RAW RECORDS:
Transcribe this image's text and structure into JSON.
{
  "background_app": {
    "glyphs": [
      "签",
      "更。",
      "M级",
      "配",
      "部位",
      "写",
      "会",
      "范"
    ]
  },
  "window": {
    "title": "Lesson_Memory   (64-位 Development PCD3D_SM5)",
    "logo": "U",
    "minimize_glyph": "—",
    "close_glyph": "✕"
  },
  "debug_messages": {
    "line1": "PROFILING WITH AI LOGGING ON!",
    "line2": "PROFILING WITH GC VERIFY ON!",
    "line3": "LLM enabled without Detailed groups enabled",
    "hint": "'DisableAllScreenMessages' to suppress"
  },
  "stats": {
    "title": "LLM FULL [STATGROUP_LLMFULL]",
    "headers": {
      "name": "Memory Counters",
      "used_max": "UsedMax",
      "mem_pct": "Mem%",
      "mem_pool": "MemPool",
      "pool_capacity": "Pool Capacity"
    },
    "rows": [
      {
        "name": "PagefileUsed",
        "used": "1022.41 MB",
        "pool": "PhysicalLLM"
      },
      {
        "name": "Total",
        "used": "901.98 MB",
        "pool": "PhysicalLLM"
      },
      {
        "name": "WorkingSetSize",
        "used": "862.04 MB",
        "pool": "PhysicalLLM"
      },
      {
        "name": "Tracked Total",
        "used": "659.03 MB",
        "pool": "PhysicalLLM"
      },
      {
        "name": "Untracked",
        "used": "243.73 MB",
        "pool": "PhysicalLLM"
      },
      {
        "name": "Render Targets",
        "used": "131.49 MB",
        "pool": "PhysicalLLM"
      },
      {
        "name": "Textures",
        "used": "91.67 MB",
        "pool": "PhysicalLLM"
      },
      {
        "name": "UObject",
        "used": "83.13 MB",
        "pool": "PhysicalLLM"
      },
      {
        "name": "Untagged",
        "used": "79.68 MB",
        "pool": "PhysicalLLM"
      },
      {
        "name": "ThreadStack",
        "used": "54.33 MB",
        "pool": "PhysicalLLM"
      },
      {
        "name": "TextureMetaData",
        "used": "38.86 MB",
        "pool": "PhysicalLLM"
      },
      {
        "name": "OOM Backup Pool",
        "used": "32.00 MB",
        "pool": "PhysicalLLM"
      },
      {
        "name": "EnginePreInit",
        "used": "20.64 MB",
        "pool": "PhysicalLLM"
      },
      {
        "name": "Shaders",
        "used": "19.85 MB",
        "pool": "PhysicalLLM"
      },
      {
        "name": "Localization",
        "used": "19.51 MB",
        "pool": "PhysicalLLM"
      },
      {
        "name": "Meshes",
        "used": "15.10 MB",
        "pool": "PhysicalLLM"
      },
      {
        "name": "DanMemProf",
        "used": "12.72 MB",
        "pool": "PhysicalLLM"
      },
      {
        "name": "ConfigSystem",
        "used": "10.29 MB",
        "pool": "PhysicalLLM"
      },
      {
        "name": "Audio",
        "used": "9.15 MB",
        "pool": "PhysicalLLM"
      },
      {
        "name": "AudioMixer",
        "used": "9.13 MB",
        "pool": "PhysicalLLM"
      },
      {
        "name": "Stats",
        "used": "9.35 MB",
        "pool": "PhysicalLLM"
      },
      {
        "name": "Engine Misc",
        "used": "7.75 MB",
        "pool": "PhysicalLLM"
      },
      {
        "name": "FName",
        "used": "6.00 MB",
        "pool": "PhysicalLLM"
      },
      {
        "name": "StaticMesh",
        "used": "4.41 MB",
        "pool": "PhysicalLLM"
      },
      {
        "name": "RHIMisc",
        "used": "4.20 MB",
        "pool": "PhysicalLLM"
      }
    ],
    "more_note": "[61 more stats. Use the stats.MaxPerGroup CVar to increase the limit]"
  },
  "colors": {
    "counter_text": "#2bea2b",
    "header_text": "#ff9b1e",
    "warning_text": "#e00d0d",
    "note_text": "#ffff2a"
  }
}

WHAT YOU NEED TO DO: Exactly reproduce all of the entries above.

TASK OUTPUT:
Transcribe this image's text and structure into JSON.
{
  "background_app": {
    "glyphs": [
      "签",
      "更。",
      "M级",
      "配",
      "部位",
      "写",
      "会",
      "范"
    ]
  },
  "window": {
    "title": "Lesson_Memory   (64-位 Development PCD3D_SM5)",
    "logo": "U",
    "minimize_glyph": "—",
    "close_glyph": "✕"
  },
  "debug_messages": {
    "line1": "PROFILING WITH AI LOGGING ON!",
    "line2": "PROFILING WITH GC VERIFY ON!",
    "line3": "LLM enabled without Detailed groups enabled",
    "hint": "'DisableAllScreenMessages' to suppress"
  },
  "stats": {
    "title": "LLM FULL [STATGROUP_LLMFULL]",
    "headers": {
      "name": "Memory Counters",
      "used_max": "UsedMax",
      "mem_pct": "Mem%",
      "mem_pool": "MemPool",
      "pool_capacity": "Pool Capacity"
    },
    "rows": [
      {
        "name": "PagefileUsed",
        "used": "1022.41 MB",
        "pool": "PhysicalLLM"
      },
      {
        "name": "Total",
        "used": "901.98 MB",
        "pool": "PhysicalLLM"
      },
      {
        "name": "WorkingSetSize",
        "used": "862.04 MB",
        "pool": "PhysicalLLM"
      },
      {
        "name": "Tracked Total",
        "used": "659.03 MB",
        "pool": "PhysicalLLM"
      },
      {
        "name": "Untracked",
        "used": "243.73 MB",
        "pool": "PhysicalLLM"
      },
      {
        "name": "Render Targets",
        "used": "131.49 MB",
        "pool": "PhysicalLLM"
      },
      {
        "name": "Textures",
        "used": "91.67 MB",
        "pool": "PhysicalLLM"
      },
      {
        "name": "UObject",
        "used": "83.13 MB",
        "pool": "PhysicalLLM"
      },
      {
        "name": "Untagged",
        "used": "79.68 MB",
        "pool": "PhysicalLLM"
      },
      {
        "name": "ThreadStack",
        "used": "54.33 MB",
        "pool": "PhysicalLLM"
      },
      {
        "name": "TextureMetaData",
        "used": "38.86 MB",
        "pool": "PhysicalLLM"
      },
      {
        "name": "OOM Backup Pool",
        "used": "32.00 MB",
        "pool": "PhysicalLLM"
      },
      {
        "name": "EnginePreInit",
        "used": "20.64 MB",
        "pool": "PhysicalLLM"
      },
      {
        "name": "Shaders",
        "used": "19.85 MB",
        "pool": "PhysicalLLM"
      },
      {
        "name": "Localization",
        "used": "19.51 MB",
        "pool": "PhysicalLLM"
      },
      {
        "name": "Meshes",
        "used": "15.10 MB",
        "pool": "PhysicalLLM"
      },
      {
        "name": "DanMemProf",
        "used": "12.72 MB",
        "pool": "PhysicalLLM"
      },
      {
        "name": "ConfigSystem",
        "used": "10.29 MB",
        "pool": "PhysicalLLM"
      },
      {
        "name": "Audio",
        "used": "9.15 MB",
        "pool": "PhysicalLLM"
      },
      {
        "name": "AudioMixer",
        "used": "9.13 MB",
        "pool": "PhysicalLLM"
      },
      {
        "name": "Stats",
        "used": "9.35 MB",
        "pool": "PhysicalLLM"
      },
      {
        "name": "Engine Misc",
        "used": "7.75 MB",
        "pool": "PhysicalLLM"
      },
      {
        "name": "FName",
        "used": "6.00 MB",
        "pool": "PhysicalLLM"
      },
      {
        "name": "StaticMesh",
        "used": "4.41 MB",
        "pool": "PhysicalLLM"
      },
      {
        "name": "RHIMisc",
        "used": "4.20 MB",
        "pool": "PhysicalLLM"
      }
    ],
    "more_note": "[61 more stats. Use the stats.MaxPerGroup CVar to increase the limit]"
  },
  "colors": {
    "counter_text": "#2bea2b",
    "header_text": "#ff9b1e",
    "warning_text": "#e00d0d",
    "note_text": "#ffff2a"
  }
}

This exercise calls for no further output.